Dataset entries:
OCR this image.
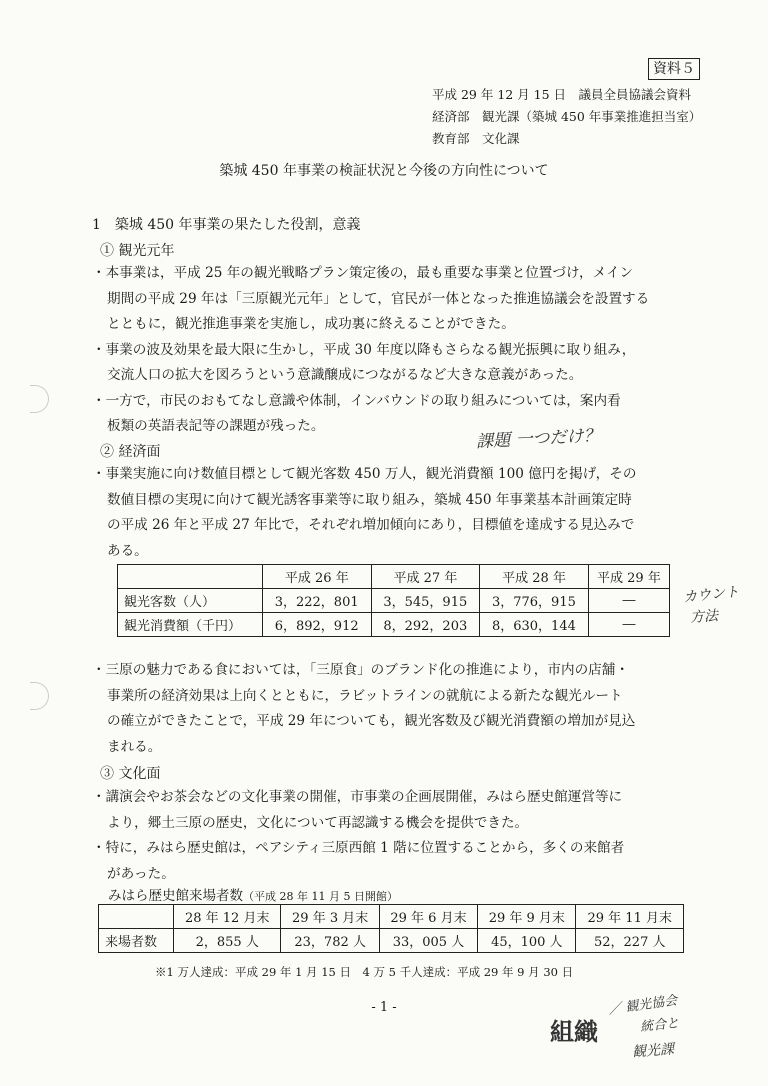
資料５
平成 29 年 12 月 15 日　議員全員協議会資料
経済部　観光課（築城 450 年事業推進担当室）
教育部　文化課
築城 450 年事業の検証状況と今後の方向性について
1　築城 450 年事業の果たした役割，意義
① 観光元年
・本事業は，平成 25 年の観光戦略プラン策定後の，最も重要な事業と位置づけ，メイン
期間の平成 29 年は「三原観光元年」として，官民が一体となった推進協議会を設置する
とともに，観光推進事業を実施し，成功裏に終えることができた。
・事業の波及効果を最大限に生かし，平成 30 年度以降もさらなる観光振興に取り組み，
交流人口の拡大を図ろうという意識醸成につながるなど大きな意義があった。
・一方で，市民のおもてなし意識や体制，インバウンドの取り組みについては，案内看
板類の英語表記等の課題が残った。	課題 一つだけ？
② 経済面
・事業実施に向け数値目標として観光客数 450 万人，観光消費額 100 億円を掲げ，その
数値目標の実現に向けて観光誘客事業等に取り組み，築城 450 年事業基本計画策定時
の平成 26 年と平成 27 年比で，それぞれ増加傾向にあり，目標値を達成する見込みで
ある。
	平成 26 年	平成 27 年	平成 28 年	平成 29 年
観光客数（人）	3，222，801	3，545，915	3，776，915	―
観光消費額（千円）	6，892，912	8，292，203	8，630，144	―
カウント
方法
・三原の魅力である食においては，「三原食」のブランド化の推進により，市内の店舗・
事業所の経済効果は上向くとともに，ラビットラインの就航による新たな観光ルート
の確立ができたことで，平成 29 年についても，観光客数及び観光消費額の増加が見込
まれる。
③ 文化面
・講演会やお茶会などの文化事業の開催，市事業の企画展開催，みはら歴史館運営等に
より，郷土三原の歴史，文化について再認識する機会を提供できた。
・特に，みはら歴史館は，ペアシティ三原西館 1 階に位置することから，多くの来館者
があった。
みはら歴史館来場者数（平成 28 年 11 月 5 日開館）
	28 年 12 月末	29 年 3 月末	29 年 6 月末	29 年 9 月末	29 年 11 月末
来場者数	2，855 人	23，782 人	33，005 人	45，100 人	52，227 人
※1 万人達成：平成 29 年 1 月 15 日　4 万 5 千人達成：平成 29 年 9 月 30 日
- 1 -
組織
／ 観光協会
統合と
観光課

Exercise directions: Retype every record above exactly as written, but leave out the pictures.

Task answer:
OCR this image.
資料５
平成 29 年 12 月 15 日　議員全員協議会資料
経済部　観光課（築城 450 年事業推進担当室）
教育部　文化課
築城 450 年事業の検証状況と今後の方向性について
1　築城 450 年事業の果たした役割，意義
① 観光元年
・本事業は，平成 25 年の観光戦略プラン策定後の，最も重要な事業と位置づけ，メイン
期間の平成 29 年は「三原観光元年」として，官民が一体となった推進協議会を設置する
とともに，観光推進事業を実施し，成功裏に終えることができた。
・事業の波及効果を最大限に生かし，平成 30 年度以降もさらなる観光振興に取り組み，
交流人口の拡大を図ろうという意識醸成につながるなど大きな意義があった。
・一方で，市民のおもてなし意識や体制，インバウンドの取り組みについては，案内看
板類の英語表記等の課題が残った。	課題 一つだけ？
② 経済面
・事業実施に向け数値目標として観光客数 450 万人，観光消費額 100 億円を掲げ，その
数値目標の実現に向けて観光誘客事業等に取り組み，築城 450 年事業基本計画策定時
の平成 26 年と平成 27 年比で，それぞれ増加傾向にあり，目標値を達成する見込みで
ある。
	平成 26 年	平成 27 年	平成 28 年	平成 29 年
観光客数（人）	3，222，801	3，545，915	3，776，915	―
観光消費額（千円）	6，892，912	8，292，203	8，630，144	―
カウント
方法
・三原の魅力である食においては，「三原食」のブランド化の推進により，市内の店舗・
事業所の経済効果は上向くとともに，ラビットラインの就航による新たな観光ルート
の確立ができたことで，平成 29 年についても，観光客数及び観光消費額の増加が見込
まれる。
③ 文化面
・講演会やお茶会などの文化事業の開催，市事業の企画展開催，みはら歴史館運営等に
より，郷土三原の歴史，文化について再認識する機会を提供できた。
・特に，みはら歴史館は，ペアシティ三原西館 1 階に位置することから，多くの来館者
があった。
みはら歴史館来場者数（平成 28 年 11 月 5 日開館）
	28 年 12 月末	29 年 3 月末	29 年 6 月末	29 年 9 月末	29 年 11 月末
来場者数	2，855 人	23，782 人	33，005 人	45，100 人	52，227 人
※1 万人達成：平成 29 年 1 月 15 日　4 万 5 千人達成：平成 29 年 9 月 30 日
- 1 -
組織
／ 観光協会
統合と
観光課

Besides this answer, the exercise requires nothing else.